Could you repeat, word for word, every line from the one containing "Output the text content of this document." through the final line of the records below, and nothing else?

## Records

※

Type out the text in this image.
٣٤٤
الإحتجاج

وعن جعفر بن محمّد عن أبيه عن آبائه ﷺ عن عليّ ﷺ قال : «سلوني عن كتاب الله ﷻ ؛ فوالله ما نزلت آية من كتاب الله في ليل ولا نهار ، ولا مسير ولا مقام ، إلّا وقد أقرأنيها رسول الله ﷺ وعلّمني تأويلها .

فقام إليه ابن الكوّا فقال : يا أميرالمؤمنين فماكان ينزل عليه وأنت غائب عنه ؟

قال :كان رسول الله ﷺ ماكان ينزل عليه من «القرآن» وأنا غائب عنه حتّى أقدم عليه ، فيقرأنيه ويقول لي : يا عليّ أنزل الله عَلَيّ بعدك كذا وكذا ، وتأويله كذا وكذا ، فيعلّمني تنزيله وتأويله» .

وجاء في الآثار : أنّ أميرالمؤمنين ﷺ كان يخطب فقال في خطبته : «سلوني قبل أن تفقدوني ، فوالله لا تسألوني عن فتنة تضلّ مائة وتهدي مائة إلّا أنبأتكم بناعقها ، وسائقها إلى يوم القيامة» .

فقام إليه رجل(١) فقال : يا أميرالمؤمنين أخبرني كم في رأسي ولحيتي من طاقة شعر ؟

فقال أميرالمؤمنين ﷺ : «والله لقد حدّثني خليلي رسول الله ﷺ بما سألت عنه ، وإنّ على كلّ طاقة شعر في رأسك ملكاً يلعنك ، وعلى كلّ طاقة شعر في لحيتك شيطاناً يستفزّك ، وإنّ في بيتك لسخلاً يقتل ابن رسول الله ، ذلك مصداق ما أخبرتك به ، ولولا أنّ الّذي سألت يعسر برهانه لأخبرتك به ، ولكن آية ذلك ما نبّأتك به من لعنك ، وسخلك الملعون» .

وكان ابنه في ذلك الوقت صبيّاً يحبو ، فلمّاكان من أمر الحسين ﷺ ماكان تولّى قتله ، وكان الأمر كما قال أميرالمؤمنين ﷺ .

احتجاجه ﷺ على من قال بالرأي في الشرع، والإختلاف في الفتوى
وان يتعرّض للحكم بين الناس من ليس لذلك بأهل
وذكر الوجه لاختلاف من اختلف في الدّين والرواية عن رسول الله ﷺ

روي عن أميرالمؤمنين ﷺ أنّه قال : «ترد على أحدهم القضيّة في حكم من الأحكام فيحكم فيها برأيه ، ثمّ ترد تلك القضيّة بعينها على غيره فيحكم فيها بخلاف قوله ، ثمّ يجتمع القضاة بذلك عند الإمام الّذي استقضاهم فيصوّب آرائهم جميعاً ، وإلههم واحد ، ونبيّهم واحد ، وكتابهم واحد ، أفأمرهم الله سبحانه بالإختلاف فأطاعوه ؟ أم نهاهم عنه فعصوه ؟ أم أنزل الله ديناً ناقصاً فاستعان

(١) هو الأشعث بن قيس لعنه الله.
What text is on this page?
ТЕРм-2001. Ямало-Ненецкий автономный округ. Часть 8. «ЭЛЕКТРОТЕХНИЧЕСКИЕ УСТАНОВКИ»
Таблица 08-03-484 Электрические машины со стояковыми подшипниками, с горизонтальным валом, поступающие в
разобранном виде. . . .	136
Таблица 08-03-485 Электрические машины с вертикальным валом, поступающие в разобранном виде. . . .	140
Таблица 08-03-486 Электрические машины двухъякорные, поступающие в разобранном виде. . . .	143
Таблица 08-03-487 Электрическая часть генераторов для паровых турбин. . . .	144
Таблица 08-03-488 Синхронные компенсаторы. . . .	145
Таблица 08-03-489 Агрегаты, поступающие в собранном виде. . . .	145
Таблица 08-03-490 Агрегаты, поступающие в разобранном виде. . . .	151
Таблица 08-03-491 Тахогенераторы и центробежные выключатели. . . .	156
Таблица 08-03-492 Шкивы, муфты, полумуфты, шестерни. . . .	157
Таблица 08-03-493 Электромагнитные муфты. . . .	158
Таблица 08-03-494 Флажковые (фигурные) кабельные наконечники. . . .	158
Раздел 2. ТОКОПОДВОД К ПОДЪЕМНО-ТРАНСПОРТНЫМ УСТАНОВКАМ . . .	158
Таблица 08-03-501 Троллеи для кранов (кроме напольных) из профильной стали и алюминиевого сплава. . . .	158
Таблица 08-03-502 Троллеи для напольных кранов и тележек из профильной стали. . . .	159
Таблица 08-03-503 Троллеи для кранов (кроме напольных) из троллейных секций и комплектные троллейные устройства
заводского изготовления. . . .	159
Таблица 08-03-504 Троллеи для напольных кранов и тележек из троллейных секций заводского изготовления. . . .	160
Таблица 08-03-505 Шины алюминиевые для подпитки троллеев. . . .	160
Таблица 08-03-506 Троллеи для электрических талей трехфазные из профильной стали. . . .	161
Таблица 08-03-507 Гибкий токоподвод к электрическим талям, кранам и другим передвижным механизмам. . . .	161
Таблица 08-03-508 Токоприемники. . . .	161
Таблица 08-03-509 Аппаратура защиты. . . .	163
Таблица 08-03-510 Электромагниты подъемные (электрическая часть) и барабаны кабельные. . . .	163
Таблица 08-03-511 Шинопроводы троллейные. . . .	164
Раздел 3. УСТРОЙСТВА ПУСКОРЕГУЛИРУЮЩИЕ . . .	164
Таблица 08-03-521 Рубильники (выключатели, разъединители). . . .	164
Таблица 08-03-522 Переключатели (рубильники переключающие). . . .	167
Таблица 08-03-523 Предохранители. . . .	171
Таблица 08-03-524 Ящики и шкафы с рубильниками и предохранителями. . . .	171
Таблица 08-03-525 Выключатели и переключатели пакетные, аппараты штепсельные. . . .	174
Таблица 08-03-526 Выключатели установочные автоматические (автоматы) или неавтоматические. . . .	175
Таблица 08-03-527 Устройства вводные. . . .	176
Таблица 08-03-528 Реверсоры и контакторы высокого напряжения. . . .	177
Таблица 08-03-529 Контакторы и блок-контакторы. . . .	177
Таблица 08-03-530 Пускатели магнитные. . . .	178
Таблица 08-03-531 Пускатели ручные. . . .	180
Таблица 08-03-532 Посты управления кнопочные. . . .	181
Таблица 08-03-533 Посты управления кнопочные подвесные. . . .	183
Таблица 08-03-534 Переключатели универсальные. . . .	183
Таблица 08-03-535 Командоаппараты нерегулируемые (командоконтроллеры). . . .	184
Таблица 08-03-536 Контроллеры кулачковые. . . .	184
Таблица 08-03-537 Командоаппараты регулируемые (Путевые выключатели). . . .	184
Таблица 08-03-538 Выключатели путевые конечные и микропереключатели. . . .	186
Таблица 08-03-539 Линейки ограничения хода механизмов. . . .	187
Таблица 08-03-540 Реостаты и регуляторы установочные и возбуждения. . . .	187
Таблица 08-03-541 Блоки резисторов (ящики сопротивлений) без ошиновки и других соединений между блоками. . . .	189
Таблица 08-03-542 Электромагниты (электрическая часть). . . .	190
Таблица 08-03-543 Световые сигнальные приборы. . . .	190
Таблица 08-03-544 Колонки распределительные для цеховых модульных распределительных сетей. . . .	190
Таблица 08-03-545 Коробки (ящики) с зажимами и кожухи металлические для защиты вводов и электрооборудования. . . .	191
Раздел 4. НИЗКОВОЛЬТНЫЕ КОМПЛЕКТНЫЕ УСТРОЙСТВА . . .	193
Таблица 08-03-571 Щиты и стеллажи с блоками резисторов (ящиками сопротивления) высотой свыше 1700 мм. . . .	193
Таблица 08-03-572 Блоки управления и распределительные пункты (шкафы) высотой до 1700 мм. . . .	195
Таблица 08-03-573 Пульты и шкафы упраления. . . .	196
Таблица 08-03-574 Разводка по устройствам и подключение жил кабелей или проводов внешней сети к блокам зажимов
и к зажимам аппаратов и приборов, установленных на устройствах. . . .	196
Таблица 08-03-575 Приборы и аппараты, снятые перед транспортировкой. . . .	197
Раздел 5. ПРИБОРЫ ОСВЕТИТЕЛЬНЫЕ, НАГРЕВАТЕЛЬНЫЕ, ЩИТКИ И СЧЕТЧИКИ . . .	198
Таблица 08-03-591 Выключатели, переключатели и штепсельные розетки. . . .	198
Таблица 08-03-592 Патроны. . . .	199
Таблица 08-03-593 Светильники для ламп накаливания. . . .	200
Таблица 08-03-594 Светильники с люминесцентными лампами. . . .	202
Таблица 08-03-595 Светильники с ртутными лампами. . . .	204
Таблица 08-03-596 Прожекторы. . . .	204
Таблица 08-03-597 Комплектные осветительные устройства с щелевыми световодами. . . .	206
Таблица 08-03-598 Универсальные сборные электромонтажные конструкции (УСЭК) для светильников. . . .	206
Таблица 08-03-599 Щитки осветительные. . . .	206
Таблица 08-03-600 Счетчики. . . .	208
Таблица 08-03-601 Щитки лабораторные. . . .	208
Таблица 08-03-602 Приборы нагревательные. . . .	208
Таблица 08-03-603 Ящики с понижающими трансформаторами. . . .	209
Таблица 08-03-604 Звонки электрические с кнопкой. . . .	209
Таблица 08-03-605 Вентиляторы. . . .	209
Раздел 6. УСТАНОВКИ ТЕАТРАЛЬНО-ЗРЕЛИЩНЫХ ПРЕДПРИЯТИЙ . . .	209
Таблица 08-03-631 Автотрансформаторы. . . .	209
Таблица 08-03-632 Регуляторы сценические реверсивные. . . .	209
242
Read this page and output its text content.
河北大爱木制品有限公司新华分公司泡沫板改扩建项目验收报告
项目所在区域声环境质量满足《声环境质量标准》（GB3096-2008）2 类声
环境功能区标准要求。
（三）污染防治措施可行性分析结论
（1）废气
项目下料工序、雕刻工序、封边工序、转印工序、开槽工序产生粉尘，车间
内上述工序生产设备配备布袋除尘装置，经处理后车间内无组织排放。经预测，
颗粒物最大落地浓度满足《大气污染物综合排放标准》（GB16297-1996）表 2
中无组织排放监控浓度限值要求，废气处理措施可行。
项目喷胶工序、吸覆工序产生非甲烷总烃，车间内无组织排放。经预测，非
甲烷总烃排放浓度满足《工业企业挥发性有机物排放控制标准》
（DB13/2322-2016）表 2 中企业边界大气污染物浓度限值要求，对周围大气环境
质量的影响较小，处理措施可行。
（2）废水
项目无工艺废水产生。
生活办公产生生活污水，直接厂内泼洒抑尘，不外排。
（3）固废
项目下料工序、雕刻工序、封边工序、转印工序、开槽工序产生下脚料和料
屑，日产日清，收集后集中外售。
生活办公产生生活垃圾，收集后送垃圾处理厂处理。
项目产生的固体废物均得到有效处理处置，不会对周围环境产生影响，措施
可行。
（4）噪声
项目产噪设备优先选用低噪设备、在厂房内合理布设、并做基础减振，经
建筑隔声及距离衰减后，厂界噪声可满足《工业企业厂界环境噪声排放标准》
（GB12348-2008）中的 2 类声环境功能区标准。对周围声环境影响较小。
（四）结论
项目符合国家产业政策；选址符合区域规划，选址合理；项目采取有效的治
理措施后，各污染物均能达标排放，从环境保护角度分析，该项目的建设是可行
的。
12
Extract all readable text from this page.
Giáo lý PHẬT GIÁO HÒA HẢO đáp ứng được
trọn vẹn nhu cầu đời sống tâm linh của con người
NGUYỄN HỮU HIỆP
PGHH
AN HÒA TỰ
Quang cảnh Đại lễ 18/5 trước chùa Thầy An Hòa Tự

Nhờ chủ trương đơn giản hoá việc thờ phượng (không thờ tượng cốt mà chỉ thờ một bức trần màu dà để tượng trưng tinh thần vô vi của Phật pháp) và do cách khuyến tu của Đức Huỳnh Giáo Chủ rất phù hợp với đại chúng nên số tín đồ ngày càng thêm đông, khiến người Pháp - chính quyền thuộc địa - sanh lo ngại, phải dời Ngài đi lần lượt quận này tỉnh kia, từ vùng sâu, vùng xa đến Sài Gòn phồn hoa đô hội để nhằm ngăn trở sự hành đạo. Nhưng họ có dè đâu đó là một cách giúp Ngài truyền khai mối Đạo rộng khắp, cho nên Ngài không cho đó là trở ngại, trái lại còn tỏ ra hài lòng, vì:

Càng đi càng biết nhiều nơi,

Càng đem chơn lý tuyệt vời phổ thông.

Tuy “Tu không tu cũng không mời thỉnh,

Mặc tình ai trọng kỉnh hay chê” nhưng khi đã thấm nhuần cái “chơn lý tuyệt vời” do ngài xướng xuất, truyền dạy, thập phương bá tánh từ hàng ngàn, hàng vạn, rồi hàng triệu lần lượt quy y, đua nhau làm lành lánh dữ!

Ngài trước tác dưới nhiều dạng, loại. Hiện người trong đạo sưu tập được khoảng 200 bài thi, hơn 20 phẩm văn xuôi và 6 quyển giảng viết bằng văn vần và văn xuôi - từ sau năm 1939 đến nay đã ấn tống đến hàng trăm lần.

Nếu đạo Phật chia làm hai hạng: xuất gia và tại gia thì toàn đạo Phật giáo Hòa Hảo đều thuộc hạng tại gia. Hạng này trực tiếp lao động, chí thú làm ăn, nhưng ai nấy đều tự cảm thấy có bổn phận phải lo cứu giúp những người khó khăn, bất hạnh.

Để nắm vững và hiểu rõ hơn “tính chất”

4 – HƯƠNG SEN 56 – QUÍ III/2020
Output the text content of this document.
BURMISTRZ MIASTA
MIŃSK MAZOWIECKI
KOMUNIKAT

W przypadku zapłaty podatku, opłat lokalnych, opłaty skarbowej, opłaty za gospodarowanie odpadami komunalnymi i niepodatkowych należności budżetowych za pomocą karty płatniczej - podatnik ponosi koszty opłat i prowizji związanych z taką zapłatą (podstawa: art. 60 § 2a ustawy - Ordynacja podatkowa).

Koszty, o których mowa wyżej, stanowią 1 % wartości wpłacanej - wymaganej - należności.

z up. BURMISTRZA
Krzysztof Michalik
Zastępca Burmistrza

※

## The reply
Output the text content of this document.
BURMISTRZ MIASTA
MIŃSK MAZOWIECKI
KOMUNIKAT

W przypadku zapłaty podatku, opłat lokalnych, opłaty skarbowej, opłaty za gospodarowanie odpadami komunalnymi i niepodatkowych należności budżetowych za pomocą karty płatniczej - podatnik ponosi koszty opłat i prowizji związanych z taką zapłatą (podstawa: art. 60 § 2a ustawy - Ordynacja podatkowa).

Koszty, o których mowa wyżej, stanowią 1 % wartości wpłacanej - wymaganej - należności.

z up. BURMISTRZA
Krzysztof Michalik
Zastępca Burmistrza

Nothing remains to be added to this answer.